SOURCE DATA.
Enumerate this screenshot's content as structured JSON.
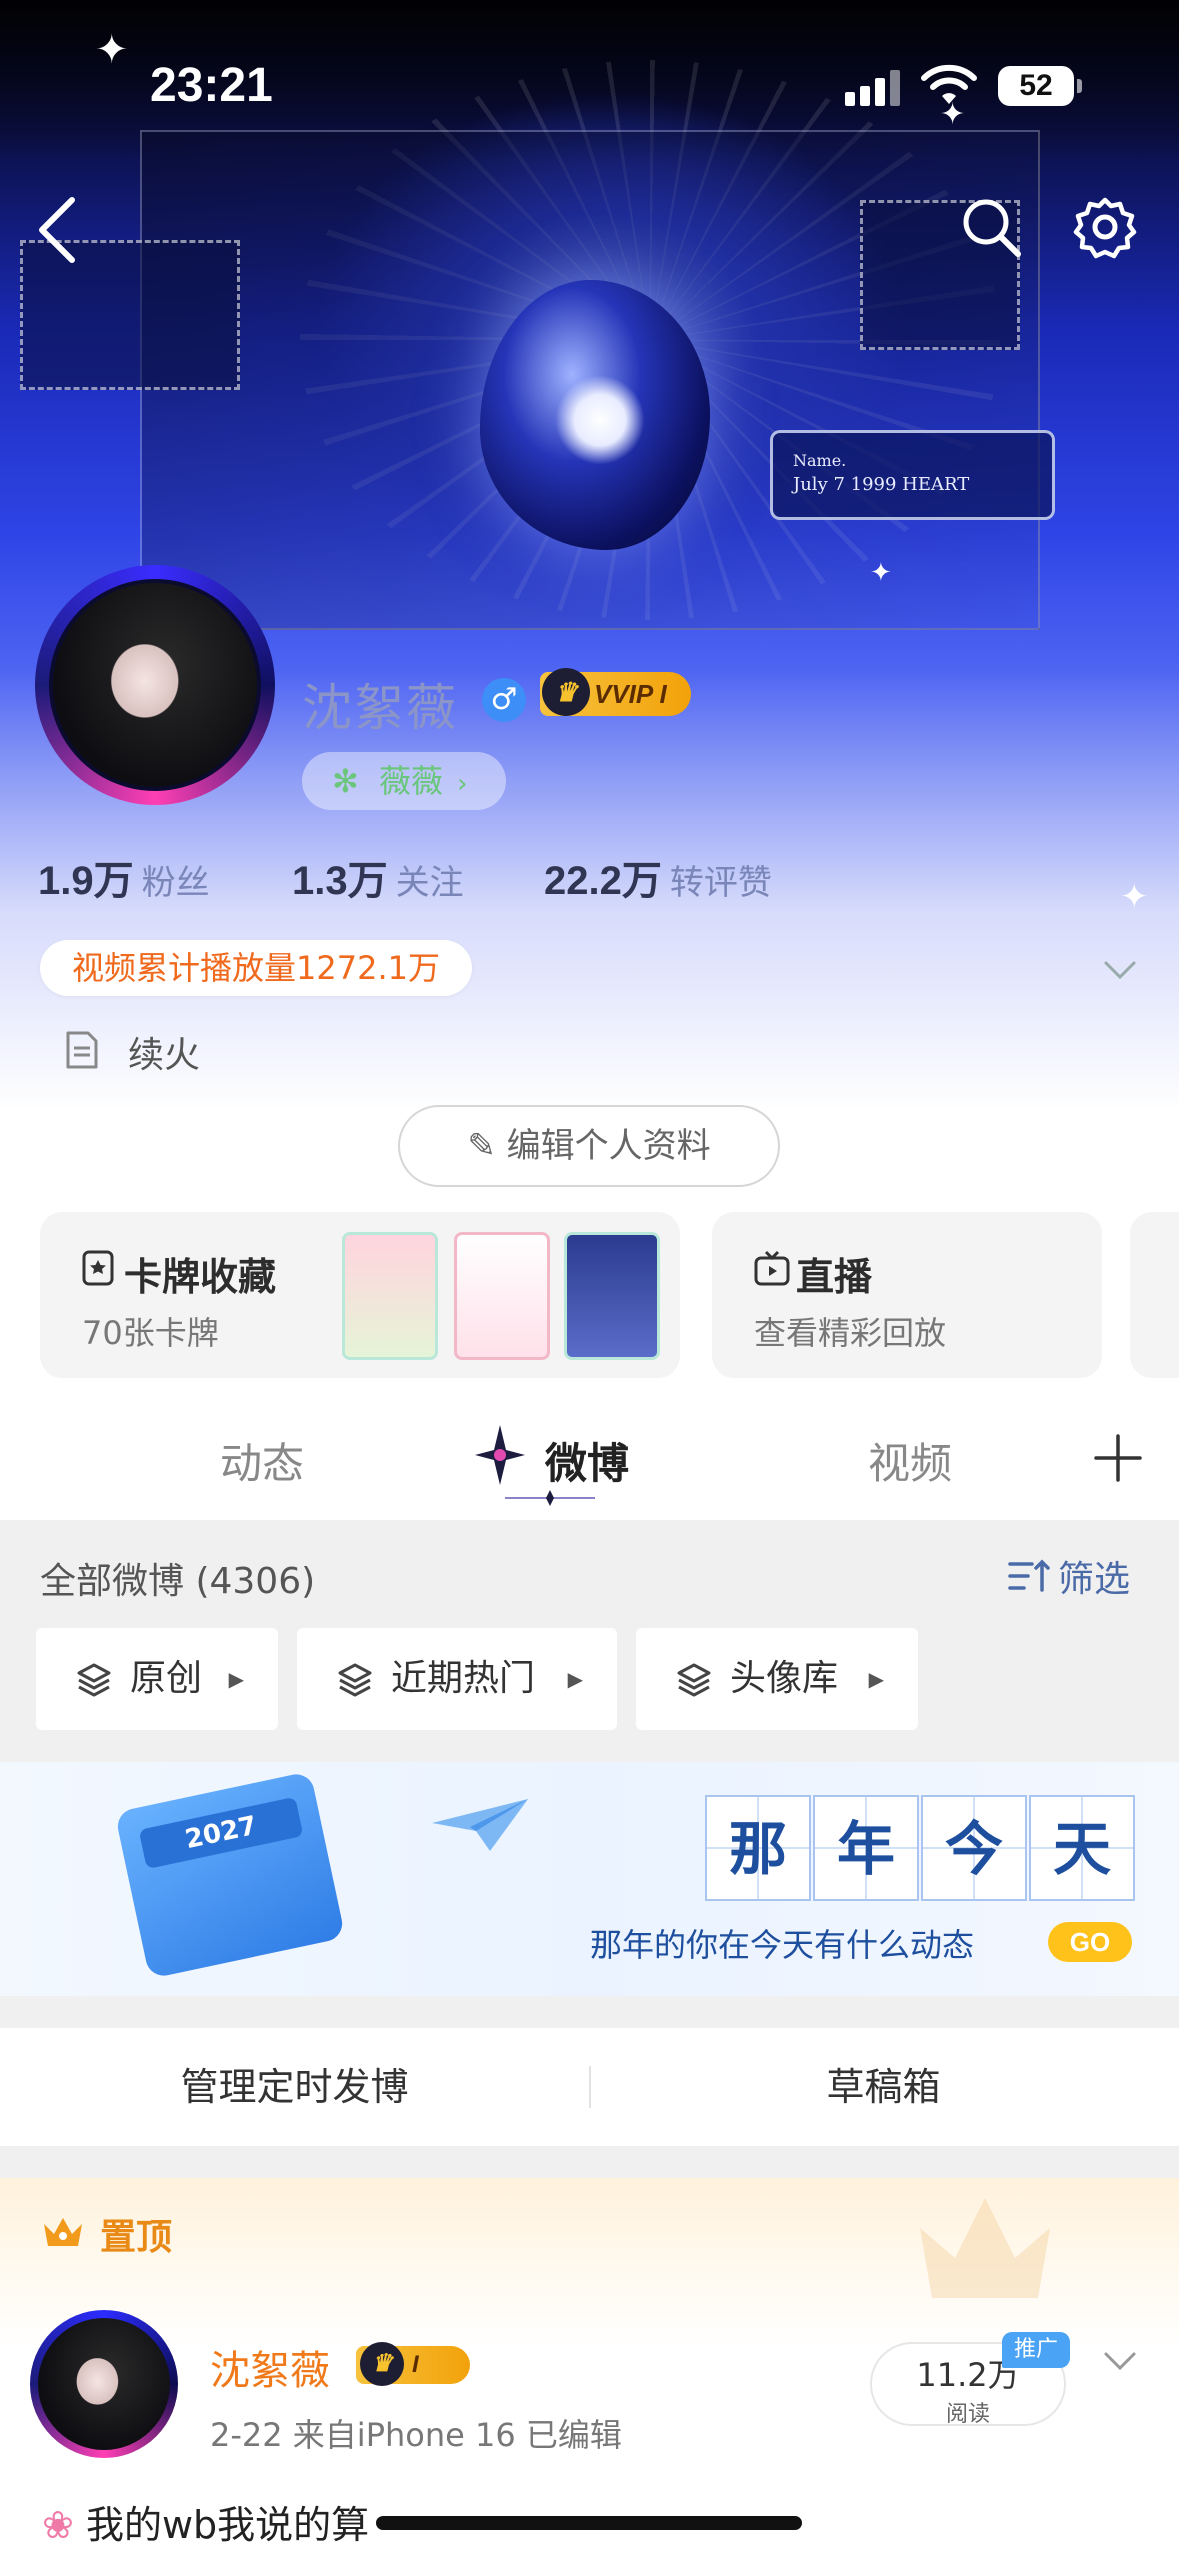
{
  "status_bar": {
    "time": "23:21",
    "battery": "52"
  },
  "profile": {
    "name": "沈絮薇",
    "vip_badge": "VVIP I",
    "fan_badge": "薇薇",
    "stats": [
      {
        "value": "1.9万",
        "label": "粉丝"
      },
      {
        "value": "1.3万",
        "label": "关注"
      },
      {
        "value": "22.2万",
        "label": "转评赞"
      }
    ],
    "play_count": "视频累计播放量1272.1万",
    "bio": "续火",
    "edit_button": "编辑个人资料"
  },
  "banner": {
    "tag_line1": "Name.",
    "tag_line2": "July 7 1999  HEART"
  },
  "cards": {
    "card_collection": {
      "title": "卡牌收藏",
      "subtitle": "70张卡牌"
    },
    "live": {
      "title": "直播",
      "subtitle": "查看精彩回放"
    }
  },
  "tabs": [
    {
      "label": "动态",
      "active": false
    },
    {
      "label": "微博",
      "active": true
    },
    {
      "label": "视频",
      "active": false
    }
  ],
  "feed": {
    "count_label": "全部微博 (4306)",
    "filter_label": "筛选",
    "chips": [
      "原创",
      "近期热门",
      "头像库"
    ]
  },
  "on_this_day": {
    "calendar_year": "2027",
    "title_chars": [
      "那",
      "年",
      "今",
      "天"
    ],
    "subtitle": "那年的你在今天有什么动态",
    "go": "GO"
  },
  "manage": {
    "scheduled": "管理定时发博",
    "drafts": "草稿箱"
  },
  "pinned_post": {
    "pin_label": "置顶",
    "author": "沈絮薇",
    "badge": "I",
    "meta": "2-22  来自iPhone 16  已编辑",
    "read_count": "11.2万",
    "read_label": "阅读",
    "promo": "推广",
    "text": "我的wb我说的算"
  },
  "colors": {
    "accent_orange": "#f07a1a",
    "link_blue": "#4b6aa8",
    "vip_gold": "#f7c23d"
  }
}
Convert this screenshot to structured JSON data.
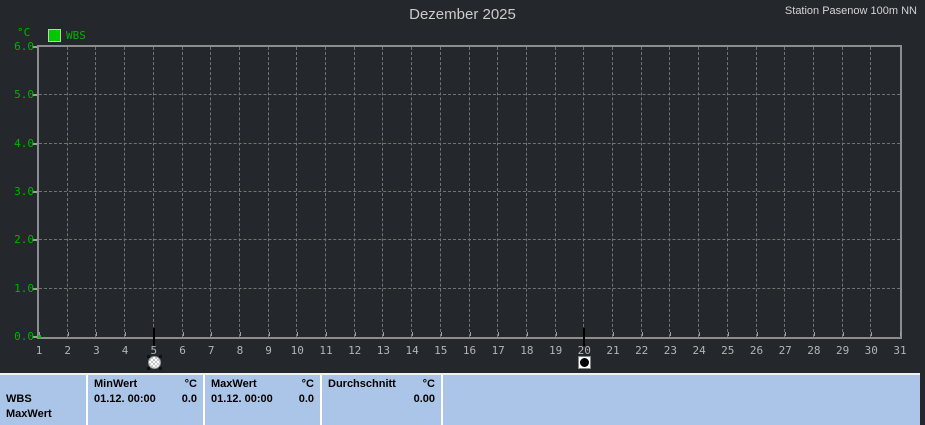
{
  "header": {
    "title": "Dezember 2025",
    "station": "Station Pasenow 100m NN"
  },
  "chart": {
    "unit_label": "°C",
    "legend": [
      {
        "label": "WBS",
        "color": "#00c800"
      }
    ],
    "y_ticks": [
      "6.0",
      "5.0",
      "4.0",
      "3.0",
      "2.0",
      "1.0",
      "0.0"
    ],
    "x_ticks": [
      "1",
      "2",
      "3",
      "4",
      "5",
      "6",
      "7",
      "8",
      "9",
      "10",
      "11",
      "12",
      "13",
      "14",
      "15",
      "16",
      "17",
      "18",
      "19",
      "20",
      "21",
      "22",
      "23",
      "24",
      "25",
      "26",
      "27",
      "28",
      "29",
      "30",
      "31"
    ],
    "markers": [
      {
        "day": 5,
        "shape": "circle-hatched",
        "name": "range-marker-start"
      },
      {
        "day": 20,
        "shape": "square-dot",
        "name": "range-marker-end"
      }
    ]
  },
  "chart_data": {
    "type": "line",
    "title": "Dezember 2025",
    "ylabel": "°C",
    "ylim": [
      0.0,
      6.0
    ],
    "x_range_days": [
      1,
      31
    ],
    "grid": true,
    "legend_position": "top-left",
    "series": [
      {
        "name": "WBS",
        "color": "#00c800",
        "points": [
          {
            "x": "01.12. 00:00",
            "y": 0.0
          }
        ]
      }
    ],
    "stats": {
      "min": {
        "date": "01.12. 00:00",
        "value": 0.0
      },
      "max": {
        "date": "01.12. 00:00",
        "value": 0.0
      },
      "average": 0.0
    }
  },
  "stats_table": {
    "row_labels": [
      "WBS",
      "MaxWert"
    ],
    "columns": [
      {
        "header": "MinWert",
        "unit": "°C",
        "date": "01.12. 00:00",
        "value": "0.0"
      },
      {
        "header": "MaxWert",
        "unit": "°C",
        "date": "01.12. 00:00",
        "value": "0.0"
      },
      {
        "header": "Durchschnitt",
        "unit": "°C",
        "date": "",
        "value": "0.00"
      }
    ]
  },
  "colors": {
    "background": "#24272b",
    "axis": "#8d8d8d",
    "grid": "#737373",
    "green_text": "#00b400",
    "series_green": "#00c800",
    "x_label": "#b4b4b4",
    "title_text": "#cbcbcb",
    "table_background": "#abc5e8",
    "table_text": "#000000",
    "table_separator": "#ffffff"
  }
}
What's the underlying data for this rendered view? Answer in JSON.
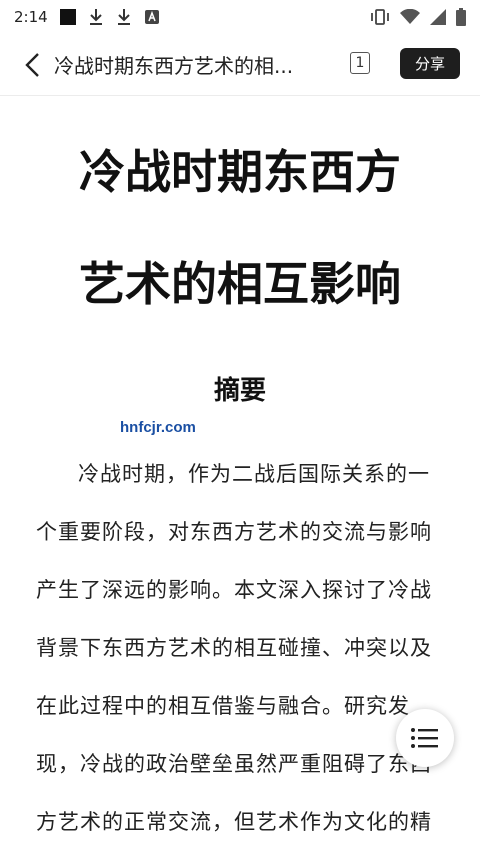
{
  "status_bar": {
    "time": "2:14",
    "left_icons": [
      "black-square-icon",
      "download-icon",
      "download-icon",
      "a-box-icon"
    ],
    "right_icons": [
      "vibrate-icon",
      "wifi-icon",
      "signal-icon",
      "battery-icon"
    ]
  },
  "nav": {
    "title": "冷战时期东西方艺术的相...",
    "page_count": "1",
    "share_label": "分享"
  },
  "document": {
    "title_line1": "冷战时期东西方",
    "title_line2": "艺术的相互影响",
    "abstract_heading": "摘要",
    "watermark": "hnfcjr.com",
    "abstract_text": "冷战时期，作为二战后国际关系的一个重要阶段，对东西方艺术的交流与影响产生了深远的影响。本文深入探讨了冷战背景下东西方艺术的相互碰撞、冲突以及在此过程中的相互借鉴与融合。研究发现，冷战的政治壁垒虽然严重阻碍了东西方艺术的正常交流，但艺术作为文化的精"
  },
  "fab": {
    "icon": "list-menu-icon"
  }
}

TASK INSTRUCTIONS.
Transcribe the listing in full and omit the pictures.

RESULT OF THIS EXERCISE.
Enumerate this screenshot's content as structured JSON.
{
  "status_bar": {
    "time": "23:21",
    "battery": "52"
  },
  "profile": {
    "name": "沈絮薇",
    "vip_badge": "VVIP I",
    "fan_badge": "薇薇",
    "stats": [
      {
        "value": "1.9万",
        "label": "粉丝"
      },
      {
        "value": "1.3万",
        "label": "关注"
      },
      {
        "value": "22.2万",
        "label": "转评赞"
      }
    ],
    "play_count": "视频累计播放量1272.1万",
    "bio": "续火",
    "edit_button": "编辑个人资料"
  },
  "banner": {
    "tag_line1": "Name.",
    "tag_line2": "July 7 1999  HEART"
  },
  "cards": {
    "card_collection": {
      "title": "卡牌收藏",
      "subtitle": "70张卡牌"
    },
    "live": {
      "title": "直播",
      "subtitle": "查看精彩回放"
    }
  },
  "tabs": [
    {
      "label": "动态",
      "active": false
    },
    {
      "label": "微博",
      "active": true
    },
    {
      "label": "视频",
      "active": false
    }
  ],
  "feed": {
    "count_label": "全部微博 (4306)",
    "filter_label": "筛选",
    "chips": [
      "原创",
      "近期热门",
      "头像库"
    ]
  },
  "on_this_day": {
    "calendar_year": "2027",
    "title_chars": [
      "那",
      "年",
      "今",
      "天"
    ],
    "subtitle": "那年的你在今天有什么动态",
    "go": "GO"
  },
  "manage": {
    "scheduled": "管理定时发博",
    "drafts": "草稿箱"
  },
  "pinned_post": {
    "pin_label": "置顶",
    "author": "沈絮薇",
    "badge": "I",
    "meta": "2-22  来自iPhone 16  已编辑",
    "read_count": "11.2万",
    "read_label": "阅读",
    "promo": "推广",
    "text": "我的wb我说的算"
  },
  "colors": {
    "accent_orange": "#f07a1a",
    "link_blue": "#4b6aa8",
    "vip_gold": "#f7c23d"
  }
}
Convert this screenshot to structured JSON data.
{
  "header": {
    "title": "Dezember 2025",
    "station": "Station Pasenow 100m NN"
  },
  "chart": {
    "unit_label": "°C",
    "legend": [
      {
        "label": "WBS",
        "color": "#00c800"
      }
    ],
    "y_ticks": [
      "6.0",
      "5.0",
      "4.0",
      "3.0",
      "2.0",
      "1.0",
      "0.0"
    ],
    "x_ticks": [
      "1",
      "2",
      "3",
      "4",
      "5",
      "6",
      "7",
      "8",
      "9",
      "10",
      "11",
      "12",
      "13",
      "14",
      "15",
      "16",
      "17",
      "18",
      "19",
      "20",
      "21",
      "22",
      "23",
      "24",
      "25",
      "26",
      "27",
      "28",
      "29",
      "30",
      "31"
    ],
    "markers": [
      {
        "day": 5,
        "shape": "circle-hatched",
        "name": "range-marker-start"
      },
      {
        "day": 20,
        "shape": "square-dot",
        "name": "range-marker-end"
      }
    ]
  },
  "chart_data": {
    "type": "line",
    "title": "Dezember 2025",
    "ylabel": "°C",
    "ylim": [
      0.0,
      6.0
    ],
    "x_range_days": [
      1,
      31
    ],
    "grid": true,
    "legend_position": "top-left",
    "series": [
      {
        "name": "WBS",
        "color": "#00c800",
        "points": [
          {
            "x": "01.12. 00:00",
            "y": 0.0
          }
        ]
      }
    ],
    "stats": {
      "min": {
        "date": "01.12. 00:00",
        "value": 0.0
      },
      "max": {
        "date": "01.12. 00:00",
        "value": 0.0
      },
      "average": 0.0
    }
  },
  "stats_table": {
    "row_labels": [
      "WBS",
      "MaxWert"
    ],
    "columns": [
      {
        "header": "MinWert",
        "unit": "°C",
        "date": "01.12. 00:00",
        "value": "0.0"
      },
      {
        "header": "MaxWert",
        "unit": "°C",
        "date": "01.12. 00:00",
        "value": "0.0"
      },
      {
        "header": "Durchschnitt",
        "unit": "°C",
        "date": "",
        "value": "0.00"
      }
    ]
  },
  "colors": {
    "background": "#24272b",
    "axis": "#8d8d8d",
    "grid": "#737373",
    "green_text": "#00b400",
    "series_green": "#00c800",
    "x_label": "#b4b4b4",
    "title_text": "#cbcbcb",
    "table_background": "#abc5e8",
    "table_text": "#000000",
    "table_separator": "#ffffff"
  }
}
What's the underlying data for this rendered view? Answer in JSON.
{
  "status_bar": {
    "time": "2:14",
    "left_icons": [
      "black-square-icon",
      "download-icon",
      "download-icon",
      "a-box-icon"
    ],
    "right_icons": [
      "vibrate-icon",
      "wifi-icon",
      "signal-icon",
      "battery-icon"
    ]
  },
  "nav": {
    "title": "冷战时期东西方艺术的相...",
    "page_count": "1",
    "share_label": "分享"
  },
  "document": {
    "title_line1": "冷战时期东西方",
    "title_line2": "艺术的相互影响",
    "abstract_heading": "摘要",
    "watermark": "hnfcjr.com",
    "abstract_text": "冷战时期，作为二战后国际关系的一个重要阶段，对东西方艺术的交流与影响产生了深远的影响。本文深入探讨了冷战背景下东西方艺术的相互碰撞、冲突以及在此过程中的相互借鉴与融合。研究发现，冷战的政治壁垒虽然严重阻碍了东西方艺术的正常交流，但艺术作为文化的精"
  },
  "fab": {
    "icon": "list-menu-icon"
  }
}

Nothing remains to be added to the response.